Problem to solve =
Restate the entries below verbatim.

Dataset rows =
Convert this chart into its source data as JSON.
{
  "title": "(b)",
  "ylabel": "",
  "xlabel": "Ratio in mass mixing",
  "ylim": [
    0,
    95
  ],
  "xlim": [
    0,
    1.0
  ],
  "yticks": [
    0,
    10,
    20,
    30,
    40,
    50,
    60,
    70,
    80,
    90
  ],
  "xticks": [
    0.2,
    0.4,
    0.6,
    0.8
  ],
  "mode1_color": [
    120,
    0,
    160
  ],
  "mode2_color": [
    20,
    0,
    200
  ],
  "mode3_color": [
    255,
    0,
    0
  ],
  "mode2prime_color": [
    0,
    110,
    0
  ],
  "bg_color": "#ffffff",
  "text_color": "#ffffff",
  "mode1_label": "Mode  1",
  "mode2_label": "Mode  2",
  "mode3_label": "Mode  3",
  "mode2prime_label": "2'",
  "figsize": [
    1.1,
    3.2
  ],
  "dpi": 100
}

Response to this exercise =
Convert this chart into its source data as JSON.
{
  "title": "(b)",
  "ylabel": "",
  "xlabel": "Ratio in mass mixing",
  "ylim": [
    0,
    95
  ],
  "xlim": [
    0,
    1.0
  ],
  "yticks": [
    0,
    10,
    20,
    30,
    40,
    50,
    60,
    70,
    80,
    90
  ],
  "xticks": [
    0.2,
    0.4,
    0.6,
    0.8
  ],
  "mode1_color": [
    120,
    0,
    160
  ],
  "mode2_color": [
    20,
    0,
    200
  ],
  "mode3_color": [
    255,
    0,
    0
  ],
  "mode2prime_color": [
    0,
    110,
    0
  ],
  "bg_color": "#ffffff",
  "text_color": "#ffffff",
  "mode1_label": "Mode  1",
  "mode2_label": "Mode  2",
  "mode3_label": "Mode  3",
  "mode2prime_label": "2'",
  "figsize": [
    1.1,
    3.2
  ],
  "dpi": 100
}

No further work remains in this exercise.